* **Source data**:
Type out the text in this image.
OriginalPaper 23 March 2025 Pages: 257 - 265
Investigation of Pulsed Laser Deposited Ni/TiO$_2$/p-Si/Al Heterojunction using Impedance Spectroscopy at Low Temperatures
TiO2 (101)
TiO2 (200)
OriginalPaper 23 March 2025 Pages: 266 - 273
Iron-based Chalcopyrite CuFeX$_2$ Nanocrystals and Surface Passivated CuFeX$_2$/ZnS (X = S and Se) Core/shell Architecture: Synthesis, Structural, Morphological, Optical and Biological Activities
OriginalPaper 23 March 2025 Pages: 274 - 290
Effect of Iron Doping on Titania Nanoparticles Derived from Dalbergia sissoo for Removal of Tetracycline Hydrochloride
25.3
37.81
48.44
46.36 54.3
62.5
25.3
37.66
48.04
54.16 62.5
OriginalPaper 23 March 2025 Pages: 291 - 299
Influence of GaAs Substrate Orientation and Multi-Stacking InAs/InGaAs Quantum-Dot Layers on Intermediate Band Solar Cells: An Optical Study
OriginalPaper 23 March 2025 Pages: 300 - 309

* **Task to carry out**:
Set the listing down again in full, exactly as it was given.

* **Expected answer**:
Type out the text in this image.
OriginalPaper 23 March 2025 Pages: 257 - 265
Investigation of Pulsed Laser Deposited Ni/TiO$_2$/p-Si/Al Heterojunction using Impedance Spectroscopy at Low Temperatures
TiO2 (101)
TiO2 (200)
OriginalPaper 23 March 2025 Pages: 266 - 273
Iron-based Chalcopyrite CuFeX$_2$ Nanocrystals and Surface Passivated CuFeX$_2$/ZnS (X = S and Se) Core/shell Architecture: Synthesis, Structural, Morphological, Optical and Biological Activities
OriginalPaper 23 March 2025 Pages: 274 - 290
Effect of Iron Doping on Titania Nanoparticles Derived from Dalbergia sissoo for Removal of Tetracycline Hydrochloride
25.3
37.81
48.44
46.36 54.3
62.5
25.3
37.66
48.04
54.16 62.5
OriginalPaper 23 March 2025 Pages: 291 - 299
Influence of GaAs Substrate Orientation and Multi-Stacking InAs/InGaAs Quantum-Dot Layers on Intermediate Band Solar Cells: An Optical Study
OriginalPaper 23 March 2025 Pages: 300 - 309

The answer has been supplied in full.